Go through the entries below and pick out every line with "cuando".

______

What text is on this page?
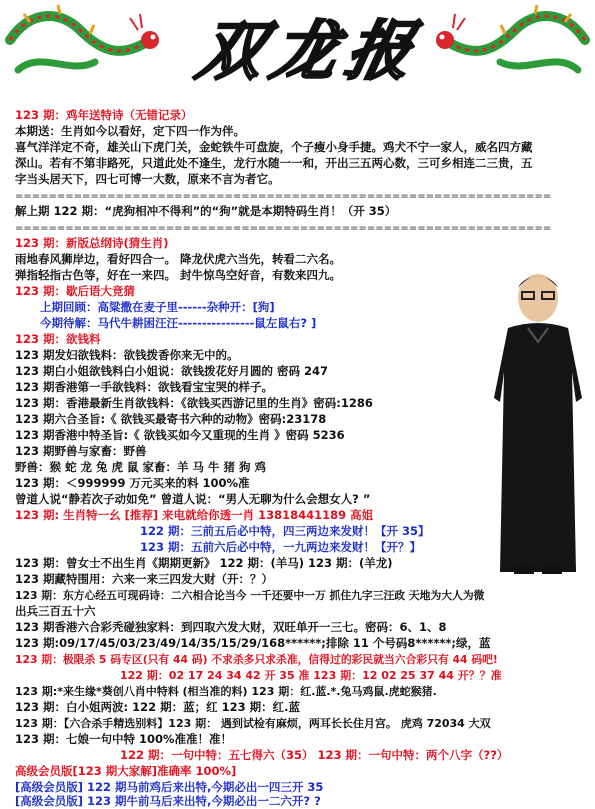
双龙报
123 期：鸡年送特诗（无错记录）
本期送：生肖如今以看好，定下四一作为伴。
喜气洋洋定不奇，雄关山下虎门关，金蛇铁牛可盘旋，个子瘦小身手捷。鸡犬不宁一家人，威名四方藏
深山。若有不第非路死，只道此处不逢生，龙行水随一一和，开出三五两心数，三可乡相连二三贵，五
字当头居天下，四七可博一大数，原来不言为者它。
================================================================
解上期 122 期：“虎狗相冲不得利”的“狗”就是本期特码生肖！（开 35）
================================================================
123 期：新版总纲诗(猜生肖)
雨地春风狮岸边，看好四合一。 降龙伏虎六当先，转看二六名。
弹指轻指古色等，好在一来四。 封牛惊鸟空好音，有数来四九。
123 期：歇后语大竞猜
上期回顾：高粱撒在麦子里------杂种开：[狗]
今期待解：马代牛耕困汪汪----------------鼠左鼠右? ]
123 期：欲钱料
123 期发妇欲钱料：欲钱拨香你来无中的。
123 期白小姐欲钱料白小姐说：欲钱拨花好月圆的 密码 247
123 期香港第一手欲钱料：欲钱看宝宝哭的样子。
123 期：香港最新生肖欲钱料：《欲钱买西游记里的生肖》密码:1286
123 期六合圣旨:《 欲钱买最寄书六种的动物》密码:23178
123 期香港中特圣旨:《 欲钱买如今又重现的生肖 》密码 5236
123 期野兽与家畜：野兽
野兽：猴 蛇 龙 兔 虎 鼠 家畜：羊 马 牛 猪 狗 鸡
123 期：＜999999 万元买来的料 100%准
曾道人说“静若次子动如免” 曾道人说：“男人无聊为什么会想女人? ”
123 期: 生肖特一幺 [推荐] 来电就给你透一肖 13818441189 高姐
122 期：三前五后必中特，四三两边来发财！【开 35】
123 期：五前六后必中特，一九两边来发财！【开？】
123 期：曾女士不出生肖《期期更新》 122 期：(羊马) 123 期：(羊龙)
123 期藏特围用：六来一来三四发大财（开：？）
123 期：东方心经五可现码诗：二六相合论当今 一千还要中一万 抓住九字三汪政 天地为大人为微
出兵三百五十六
123 期香港六合彩秃碰独家料：到四取六发大财，双旺单开一三七。密码：6、1、8
123 期:09/17/45/03/23/49/14/35/15/29/168******;排除 11 个号码8******;绿，蓝
123 期：极限杀 5 码专区(只有 44 码) 不求杀多只求杀准，信得过的彩民就当六合彩只有 44 码吧!
122 期：02 17 24 34 42 开 35 准 123 期：12 02 25 37 44 开？？准
123 期:*来生缘*葵创八肖中特料 (相当准的料) 123 期：红.蓝.*.兔马鸡鼠.虎蛇猴猪.
123 期：白小姐两波: 122 期：蓝；红 123 期：红.蓝
123 期：【六合杀手精选别料】123 期： 遇到试检有麻烦，两耳长长住月宫。 虎鸡 72034 大双
123 期：七娘一句中特 100%准准！准！
122 期：一句中特：五七得六（35） 123 期：一句中特：两个八字（??）
高级会员版[123 期大家解]准确率 100%]
[高级会员版] 122 期马前鸡后来出特,今期必出一四三开 35
[高级会员版] 123 期牛前马后来出特,今期必出一二六开? ?
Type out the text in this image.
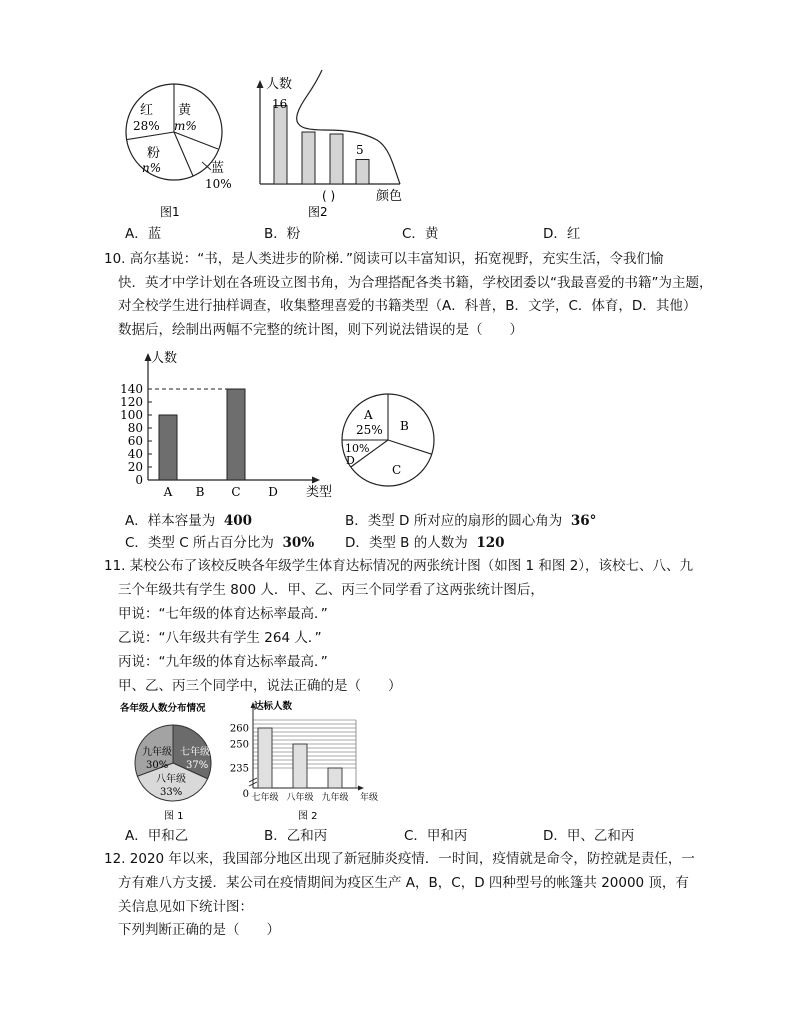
红
28%
黄
m%
粉
n%	蓝
10%
图1
人数
16
5
( )	颜色
图2
A．蓝	B．粉	C．黄	D．红
10. 高尔基说：“书，是人类进步的阶梯．”阅读可以丰富知识，拓宽视野，充实生活，令我们愉
快．英才中学计划在各班设立图书角，为合理搭配各类书籍，学校团委以“我最喜爱的书籍”为主题，
对全校学生进行抽样调查，收集整理喜爱的书籍类型（A．科普，B．文学，C．体育，D．其他）
数据后，绘制出两幅不完整的统计图，则下列说法错误的是（　　）
人数
0
20
40
60
80
100
120
140
A B C D 类型
A
25% B
C
10%
D
A．样本容量为 400	B．类型 D 所对应的扇形的圆心角为 36°
C．类型 C 所占百分比为 30% D．类型 B 的人数为 120
11. 某校公布了该校反映各年级学生体育达标情况的两张统计图（如图 1 和图 2），该校七、八、九
三个年级共有学生 800 人．甲、乙、丙三个同学看了这两张统计图后，
甲说：“七年级的体育达标率最高．”
乙说：“八年级共有学生 264 人．”
丙说：“九年级的体育达标率最高．”
甲、乙、丙三个同学中，说法正确的是（　　）
各年级人数分布情况
七年级
37%
九年级
30%
八年级
33%
图 1
达标人数
0
235
250
260
七年级 八年级 九年级 年级
图 2
A．甲和乙	B．乙和丙	C．甲和丙	D．甲、乙和丙
12. 2020 年以来，我国部分地区出现了新冠肺炎疫情．一时间，疫情就是命令，防控就是责任，一
方有难八方支援．某公司在疫情期间为疫区生产 A，B，C，D 四种型号的帐篷共 20000 顶，有
关信息见如下统计图：
下列判断正确的是（　　）
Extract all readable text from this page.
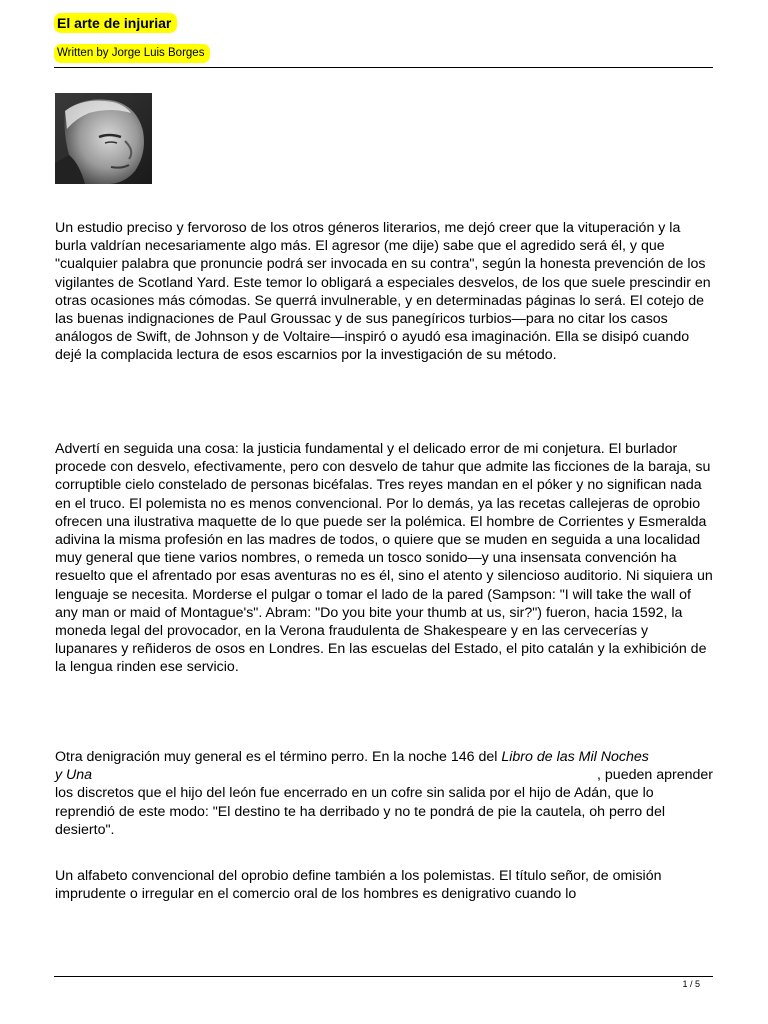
El arte de injuriar
Written by Jorge Luis Borges

Un estudio preciso y fervoroso de los otros géneros literarios, me dejó creer que la vituperación y la burla valdrían necesariamente algo más. El agresor (me dije) sabe que el agredido será él, y que "cualquier palabra que pronuncie podrá ser invocada en su contra", según la honesta prevención de los vigilantes de Scotland Yard. Este temor lo obligará a especiales desvelos, de los que suele prescindir en otras ocasiones más cómodas. Se querrá invulnerable, y en determinadas páginas lo será. El cotejo de las buenas indignaciones de Paul Groussac y de sus panegíricos turbios—para no citar los casos análogos de Swift, de Johnson y de Voltaire—inspiró o ayudó esa imaginación. Ella se disipó cuando dejé la complacida lectura de esos escarnios por la investigación de su método.

Advertí en seguida una cosa: la justicia fundamental y el delicado error de mi conjetura. El burlador procede con desvelo, efectivamente, pero con desvelo de tahur que admite las ficciones de la baraja, su corruptible cielo constelado de personas bicéfalas. Tres reyes mandan en el póker y no significan nada en el truco. El polemista no es menos convencional. Por lo demás, ya las recetas callejeras de oprobio ofrecen una ilustrativa maquette de lo que puede ser la polémica. El hombre de Corrientes y Esmeralda adivina la misma profesión en las madres de todos, o quiere que se muden en seguida a una localidad muy general que tiene varios nombres, o remeda un tosco sonido—y una insensata convención ha resuelto que el afrentado por esas aventuras no es él, sino el atento y silencioso auditorio. Ni siquiera un lenguaje se necesita. Morderse el pulgar o tomar el lado de la pared (Sampson: "I will take the wall of any man or maid of Montague's". Abram: "Do you bite your thumb at us, sir?") fueron, hacia 1592, la moneda legal del provocador, en la Verona fraudulenta de Shakespeare y en las cervecerías y lupanares y reñideros de osos en Londres. En las escuelas del Estado, el pito catalán y la exhibición de la lengua rinden ese servicio.

Otra denigración muy general es el término perro. En la noche 146 del Libro de las Mil Noches
y Una	, pueden aprender

los discretos que el hijo del león fue encerrado en un cofre sin salida por el hijo de Adán, que lo reprendió de este modo: "El destino te ha derribado y no te pondrá de pie la cautela, oh perro del desierto".

Un alfabeto convencional del oprobio define también a los polemistas. El título señor, de omisión imprudente o irregular en el comercio oral de los hombres es denigrativo cuando lo

1 / 5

______

◆ Task response:
Un estudio preciso y fervoroso de los otros géneros literarios, me dejó creer que la vituperación y la burla valdrían necesariamente algo más. El agresor (me dije) sabe que el agredido será él, y que "cualquier palabra que pronuncie podrá ser invocada en su contra", según la honesta prevención de los vigilantes de Scotland Yard. Este temor lo obligará a especiales desvelos, de los que suele prescindir en otras ocasiones más cómodas. Se querrá invulnerable, y en determinadas páginas lo será. El cotejo de las buenas indignaciones de Paul Groussac y de sus panegíricos turbios—para no citar los casos análogos de Swift, de Johnson y de Voltaire—inspiró o ayudó esa imaginación. Ella se disipó cuando dejé la complacida lectura de esos escarnios por la investigación de su método.
Un alfabeto convencional del oprobio define también a los polemistas. El título señor, de omisión imprudente o irregular en el comercio oral de los hombres es denigrativo cuando lo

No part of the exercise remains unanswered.